#### DATA ####

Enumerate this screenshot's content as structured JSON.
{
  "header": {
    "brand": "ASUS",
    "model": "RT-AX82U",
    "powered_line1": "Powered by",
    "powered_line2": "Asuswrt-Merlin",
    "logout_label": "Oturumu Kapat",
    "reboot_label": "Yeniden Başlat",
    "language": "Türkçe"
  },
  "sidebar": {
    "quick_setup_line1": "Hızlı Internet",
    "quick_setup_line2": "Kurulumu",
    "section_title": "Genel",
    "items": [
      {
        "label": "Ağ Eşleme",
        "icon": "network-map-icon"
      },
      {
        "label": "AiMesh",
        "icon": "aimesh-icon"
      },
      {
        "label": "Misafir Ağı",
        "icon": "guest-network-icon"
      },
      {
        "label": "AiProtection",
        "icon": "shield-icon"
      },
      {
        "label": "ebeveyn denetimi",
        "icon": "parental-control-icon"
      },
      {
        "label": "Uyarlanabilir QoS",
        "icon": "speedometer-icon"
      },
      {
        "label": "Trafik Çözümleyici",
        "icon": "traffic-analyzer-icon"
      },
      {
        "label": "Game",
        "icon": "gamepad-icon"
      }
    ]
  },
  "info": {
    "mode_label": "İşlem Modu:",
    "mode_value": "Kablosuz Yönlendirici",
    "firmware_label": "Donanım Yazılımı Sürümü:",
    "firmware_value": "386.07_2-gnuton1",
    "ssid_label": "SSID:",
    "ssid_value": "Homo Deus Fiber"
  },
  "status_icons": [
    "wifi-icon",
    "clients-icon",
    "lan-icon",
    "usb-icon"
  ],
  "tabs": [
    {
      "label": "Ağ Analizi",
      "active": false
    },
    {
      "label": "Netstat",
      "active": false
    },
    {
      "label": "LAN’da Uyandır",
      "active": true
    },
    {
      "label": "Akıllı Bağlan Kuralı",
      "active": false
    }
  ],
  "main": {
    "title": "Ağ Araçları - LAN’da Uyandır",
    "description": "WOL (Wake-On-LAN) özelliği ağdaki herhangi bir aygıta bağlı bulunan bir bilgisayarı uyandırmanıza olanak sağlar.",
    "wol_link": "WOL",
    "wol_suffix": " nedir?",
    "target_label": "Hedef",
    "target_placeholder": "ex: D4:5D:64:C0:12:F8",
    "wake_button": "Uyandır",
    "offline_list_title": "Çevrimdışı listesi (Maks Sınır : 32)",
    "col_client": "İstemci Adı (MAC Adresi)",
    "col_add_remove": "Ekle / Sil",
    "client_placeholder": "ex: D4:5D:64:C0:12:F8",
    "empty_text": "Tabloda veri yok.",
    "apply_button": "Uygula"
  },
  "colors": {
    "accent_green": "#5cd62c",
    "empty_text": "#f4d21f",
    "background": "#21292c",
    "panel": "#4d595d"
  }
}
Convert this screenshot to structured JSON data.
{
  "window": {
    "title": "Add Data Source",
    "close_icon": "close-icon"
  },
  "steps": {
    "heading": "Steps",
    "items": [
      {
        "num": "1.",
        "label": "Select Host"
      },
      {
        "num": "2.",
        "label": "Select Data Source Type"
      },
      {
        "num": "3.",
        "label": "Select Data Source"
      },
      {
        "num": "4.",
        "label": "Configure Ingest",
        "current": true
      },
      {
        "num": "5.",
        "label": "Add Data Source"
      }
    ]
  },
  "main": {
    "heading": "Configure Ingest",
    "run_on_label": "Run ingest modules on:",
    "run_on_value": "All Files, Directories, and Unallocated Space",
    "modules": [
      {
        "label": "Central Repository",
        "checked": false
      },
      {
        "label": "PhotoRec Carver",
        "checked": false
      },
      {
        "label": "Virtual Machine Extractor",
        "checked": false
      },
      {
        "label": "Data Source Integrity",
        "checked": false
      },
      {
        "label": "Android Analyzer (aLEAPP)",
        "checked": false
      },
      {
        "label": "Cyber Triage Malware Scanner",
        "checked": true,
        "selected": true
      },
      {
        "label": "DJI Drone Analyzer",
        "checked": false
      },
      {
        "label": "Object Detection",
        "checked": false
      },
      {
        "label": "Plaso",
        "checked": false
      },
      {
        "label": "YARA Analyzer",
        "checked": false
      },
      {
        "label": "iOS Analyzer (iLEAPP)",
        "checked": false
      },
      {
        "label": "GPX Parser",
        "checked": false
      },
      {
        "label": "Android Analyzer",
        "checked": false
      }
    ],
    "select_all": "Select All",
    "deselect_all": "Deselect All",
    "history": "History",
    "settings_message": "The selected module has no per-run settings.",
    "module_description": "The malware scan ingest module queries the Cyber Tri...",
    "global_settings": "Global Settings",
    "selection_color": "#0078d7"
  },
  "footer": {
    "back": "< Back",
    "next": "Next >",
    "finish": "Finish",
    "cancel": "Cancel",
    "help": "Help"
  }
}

####

> WHAT TO DO: From the listing above, copy all lines holding the word "JSON".

> TASK RESULT:
Enumerate this screenshot's content as structured JSON.
Convert this screenshot to structured JSON data.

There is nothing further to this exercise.